# [TASK]
Wherever the word "true" turns up in a line of the entries, copy that line.
==========
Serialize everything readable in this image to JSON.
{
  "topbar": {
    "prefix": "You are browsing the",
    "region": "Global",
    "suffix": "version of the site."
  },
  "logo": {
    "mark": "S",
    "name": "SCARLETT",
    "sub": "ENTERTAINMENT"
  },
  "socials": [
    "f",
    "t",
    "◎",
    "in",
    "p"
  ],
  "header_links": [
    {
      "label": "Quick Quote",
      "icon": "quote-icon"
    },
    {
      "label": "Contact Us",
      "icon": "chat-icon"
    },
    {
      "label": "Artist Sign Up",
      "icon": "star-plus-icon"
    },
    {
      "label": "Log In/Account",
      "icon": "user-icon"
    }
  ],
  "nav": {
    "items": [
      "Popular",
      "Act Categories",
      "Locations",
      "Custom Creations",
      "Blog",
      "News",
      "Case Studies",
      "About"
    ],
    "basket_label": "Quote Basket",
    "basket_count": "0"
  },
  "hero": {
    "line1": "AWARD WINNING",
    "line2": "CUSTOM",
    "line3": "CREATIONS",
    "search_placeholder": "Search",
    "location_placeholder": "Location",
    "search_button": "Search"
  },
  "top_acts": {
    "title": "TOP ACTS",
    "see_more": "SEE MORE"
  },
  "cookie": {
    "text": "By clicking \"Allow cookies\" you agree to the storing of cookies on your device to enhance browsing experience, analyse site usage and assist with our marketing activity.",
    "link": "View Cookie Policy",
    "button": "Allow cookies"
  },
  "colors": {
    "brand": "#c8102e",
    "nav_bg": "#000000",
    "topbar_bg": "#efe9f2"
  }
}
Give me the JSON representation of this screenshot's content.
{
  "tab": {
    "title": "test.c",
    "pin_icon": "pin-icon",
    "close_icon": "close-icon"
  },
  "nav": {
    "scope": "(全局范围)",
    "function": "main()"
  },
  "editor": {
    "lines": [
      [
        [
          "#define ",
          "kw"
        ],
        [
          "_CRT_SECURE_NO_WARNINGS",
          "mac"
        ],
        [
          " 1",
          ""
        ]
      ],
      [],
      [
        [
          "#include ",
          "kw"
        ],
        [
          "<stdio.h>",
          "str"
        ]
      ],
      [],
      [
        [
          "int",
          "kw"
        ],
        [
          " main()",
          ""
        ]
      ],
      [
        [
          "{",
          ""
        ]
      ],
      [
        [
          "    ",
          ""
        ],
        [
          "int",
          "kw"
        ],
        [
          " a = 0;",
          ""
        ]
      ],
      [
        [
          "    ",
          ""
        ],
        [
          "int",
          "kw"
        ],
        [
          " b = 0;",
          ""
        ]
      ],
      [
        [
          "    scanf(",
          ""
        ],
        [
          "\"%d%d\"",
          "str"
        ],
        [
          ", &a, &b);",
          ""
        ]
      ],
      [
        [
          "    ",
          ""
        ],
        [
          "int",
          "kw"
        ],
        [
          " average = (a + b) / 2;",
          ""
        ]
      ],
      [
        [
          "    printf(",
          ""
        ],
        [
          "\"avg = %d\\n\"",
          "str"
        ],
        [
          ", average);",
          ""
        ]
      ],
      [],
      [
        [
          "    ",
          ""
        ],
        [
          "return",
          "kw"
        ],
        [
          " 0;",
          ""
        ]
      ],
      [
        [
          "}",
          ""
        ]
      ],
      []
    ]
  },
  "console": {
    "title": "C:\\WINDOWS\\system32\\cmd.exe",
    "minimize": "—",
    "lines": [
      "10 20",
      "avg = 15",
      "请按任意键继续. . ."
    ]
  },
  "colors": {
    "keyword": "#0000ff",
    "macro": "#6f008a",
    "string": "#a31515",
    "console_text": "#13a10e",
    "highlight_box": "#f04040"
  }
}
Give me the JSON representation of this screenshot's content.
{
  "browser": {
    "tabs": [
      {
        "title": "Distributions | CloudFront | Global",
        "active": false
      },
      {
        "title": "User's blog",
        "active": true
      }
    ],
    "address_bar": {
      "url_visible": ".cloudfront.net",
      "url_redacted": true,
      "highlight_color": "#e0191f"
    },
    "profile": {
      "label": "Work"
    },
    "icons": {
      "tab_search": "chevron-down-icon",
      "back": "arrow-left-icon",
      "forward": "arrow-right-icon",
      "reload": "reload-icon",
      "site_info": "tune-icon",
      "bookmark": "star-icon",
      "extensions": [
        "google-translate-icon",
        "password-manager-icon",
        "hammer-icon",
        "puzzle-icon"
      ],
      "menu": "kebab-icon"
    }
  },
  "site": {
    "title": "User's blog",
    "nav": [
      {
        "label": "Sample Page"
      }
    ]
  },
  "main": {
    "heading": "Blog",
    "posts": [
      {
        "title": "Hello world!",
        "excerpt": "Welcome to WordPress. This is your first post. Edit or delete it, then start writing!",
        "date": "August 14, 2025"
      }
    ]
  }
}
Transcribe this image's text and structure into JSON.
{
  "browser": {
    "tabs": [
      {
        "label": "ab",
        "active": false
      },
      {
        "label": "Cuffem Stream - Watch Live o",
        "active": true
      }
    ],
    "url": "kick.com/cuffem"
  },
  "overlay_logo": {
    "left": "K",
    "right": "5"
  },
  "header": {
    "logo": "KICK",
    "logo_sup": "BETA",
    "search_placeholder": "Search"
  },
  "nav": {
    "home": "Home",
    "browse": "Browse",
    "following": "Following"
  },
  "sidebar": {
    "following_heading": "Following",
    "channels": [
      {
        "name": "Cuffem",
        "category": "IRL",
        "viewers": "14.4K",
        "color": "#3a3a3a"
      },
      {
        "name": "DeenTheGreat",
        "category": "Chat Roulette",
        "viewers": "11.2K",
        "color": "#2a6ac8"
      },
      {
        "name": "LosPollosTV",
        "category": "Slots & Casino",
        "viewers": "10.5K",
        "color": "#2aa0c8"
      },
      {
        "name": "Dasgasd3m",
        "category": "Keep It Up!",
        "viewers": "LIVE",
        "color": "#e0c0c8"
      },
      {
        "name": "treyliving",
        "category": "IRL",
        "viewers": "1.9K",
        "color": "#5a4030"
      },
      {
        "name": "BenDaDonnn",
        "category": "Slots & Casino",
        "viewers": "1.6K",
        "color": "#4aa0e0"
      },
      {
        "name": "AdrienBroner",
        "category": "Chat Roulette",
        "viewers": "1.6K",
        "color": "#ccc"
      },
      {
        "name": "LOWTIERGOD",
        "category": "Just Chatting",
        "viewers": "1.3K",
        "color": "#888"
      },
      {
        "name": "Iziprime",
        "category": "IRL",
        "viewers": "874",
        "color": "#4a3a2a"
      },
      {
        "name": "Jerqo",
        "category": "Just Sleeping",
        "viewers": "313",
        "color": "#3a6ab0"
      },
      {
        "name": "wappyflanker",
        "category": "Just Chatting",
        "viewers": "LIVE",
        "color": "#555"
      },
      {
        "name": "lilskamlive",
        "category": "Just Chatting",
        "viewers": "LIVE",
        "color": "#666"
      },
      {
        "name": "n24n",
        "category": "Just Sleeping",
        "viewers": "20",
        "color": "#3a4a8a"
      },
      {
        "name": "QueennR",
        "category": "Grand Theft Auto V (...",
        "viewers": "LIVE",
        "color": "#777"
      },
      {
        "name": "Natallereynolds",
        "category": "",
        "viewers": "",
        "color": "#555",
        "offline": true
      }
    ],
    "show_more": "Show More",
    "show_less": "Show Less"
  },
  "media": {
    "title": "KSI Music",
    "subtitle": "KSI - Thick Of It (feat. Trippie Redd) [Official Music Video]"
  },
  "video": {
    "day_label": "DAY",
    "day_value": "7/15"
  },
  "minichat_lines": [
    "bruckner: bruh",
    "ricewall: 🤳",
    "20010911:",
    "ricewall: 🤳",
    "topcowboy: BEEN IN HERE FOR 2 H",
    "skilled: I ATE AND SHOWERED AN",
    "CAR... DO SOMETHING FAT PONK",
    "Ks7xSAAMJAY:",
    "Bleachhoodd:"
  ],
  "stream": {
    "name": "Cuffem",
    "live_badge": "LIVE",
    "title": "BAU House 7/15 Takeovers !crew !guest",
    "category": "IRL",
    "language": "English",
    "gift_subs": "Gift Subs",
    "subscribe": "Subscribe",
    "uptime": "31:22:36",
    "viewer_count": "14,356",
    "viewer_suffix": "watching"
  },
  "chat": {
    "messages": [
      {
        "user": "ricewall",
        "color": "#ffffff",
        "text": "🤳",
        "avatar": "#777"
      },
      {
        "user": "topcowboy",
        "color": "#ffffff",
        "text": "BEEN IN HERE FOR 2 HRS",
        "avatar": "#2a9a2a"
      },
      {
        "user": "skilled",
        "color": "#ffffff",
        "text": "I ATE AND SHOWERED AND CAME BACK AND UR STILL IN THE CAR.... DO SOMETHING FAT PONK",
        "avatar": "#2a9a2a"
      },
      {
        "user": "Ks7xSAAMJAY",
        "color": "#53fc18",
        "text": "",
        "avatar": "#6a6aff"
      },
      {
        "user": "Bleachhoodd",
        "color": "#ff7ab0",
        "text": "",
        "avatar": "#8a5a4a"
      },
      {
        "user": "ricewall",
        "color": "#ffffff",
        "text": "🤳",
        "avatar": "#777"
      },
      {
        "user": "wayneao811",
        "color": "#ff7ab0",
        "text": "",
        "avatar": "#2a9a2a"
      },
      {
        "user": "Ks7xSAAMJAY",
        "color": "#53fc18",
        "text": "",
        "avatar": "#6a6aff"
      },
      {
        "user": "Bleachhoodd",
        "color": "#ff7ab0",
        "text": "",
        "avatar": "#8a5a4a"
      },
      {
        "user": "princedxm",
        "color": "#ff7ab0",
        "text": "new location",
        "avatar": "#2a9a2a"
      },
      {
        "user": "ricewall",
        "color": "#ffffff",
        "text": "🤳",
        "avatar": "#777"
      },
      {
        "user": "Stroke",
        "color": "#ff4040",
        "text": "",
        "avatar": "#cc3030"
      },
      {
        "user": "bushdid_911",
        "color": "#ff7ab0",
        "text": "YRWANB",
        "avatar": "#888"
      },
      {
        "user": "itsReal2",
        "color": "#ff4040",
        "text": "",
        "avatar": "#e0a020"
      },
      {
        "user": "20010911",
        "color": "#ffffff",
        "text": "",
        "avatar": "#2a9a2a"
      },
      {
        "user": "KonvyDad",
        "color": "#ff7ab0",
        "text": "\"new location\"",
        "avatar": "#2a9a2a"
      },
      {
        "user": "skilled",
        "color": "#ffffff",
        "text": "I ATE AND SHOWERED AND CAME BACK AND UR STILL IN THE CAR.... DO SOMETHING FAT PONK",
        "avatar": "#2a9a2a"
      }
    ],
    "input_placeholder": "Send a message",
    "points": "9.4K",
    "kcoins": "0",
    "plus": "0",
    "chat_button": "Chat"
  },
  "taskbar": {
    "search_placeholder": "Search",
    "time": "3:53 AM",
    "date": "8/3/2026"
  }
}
==========
# [COMPLETE ANSWER]
        "active": true
      "url_redacted": true,
        "active": true
        "offline": true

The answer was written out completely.